Find how many lines contain the word "title" and state that number alone.
┄┄┄┄┄┄┄┄┄┄┄┄┄┄┄┄┄┄┄┄
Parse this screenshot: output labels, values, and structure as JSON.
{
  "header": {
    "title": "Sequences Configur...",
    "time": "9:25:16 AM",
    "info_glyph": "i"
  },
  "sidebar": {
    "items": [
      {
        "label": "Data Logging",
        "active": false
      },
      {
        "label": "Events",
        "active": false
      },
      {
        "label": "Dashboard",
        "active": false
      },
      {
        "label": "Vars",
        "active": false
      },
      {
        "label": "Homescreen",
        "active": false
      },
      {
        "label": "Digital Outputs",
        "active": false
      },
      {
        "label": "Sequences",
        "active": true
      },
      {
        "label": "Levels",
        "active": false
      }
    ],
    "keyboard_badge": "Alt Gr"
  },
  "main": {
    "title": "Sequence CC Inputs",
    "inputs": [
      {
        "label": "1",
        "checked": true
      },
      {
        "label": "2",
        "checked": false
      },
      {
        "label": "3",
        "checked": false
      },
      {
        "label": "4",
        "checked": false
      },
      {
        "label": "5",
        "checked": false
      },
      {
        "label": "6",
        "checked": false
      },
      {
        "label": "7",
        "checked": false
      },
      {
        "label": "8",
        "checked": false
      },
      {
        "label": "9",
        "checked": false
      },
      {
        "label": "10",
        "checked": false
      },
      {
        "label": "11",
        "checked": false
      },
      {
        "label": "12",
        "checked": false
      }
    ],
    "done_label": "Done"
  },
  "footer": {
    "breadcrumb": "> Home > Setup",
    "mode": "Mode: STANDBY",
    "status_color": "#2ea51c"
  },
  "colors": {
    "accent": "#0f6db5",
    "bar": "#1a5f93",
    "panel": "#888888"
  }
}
┄┄┄┄┄┄┄┄┄┄┄┄┄┄┄┄┄┄┄┄
Answer in full - 2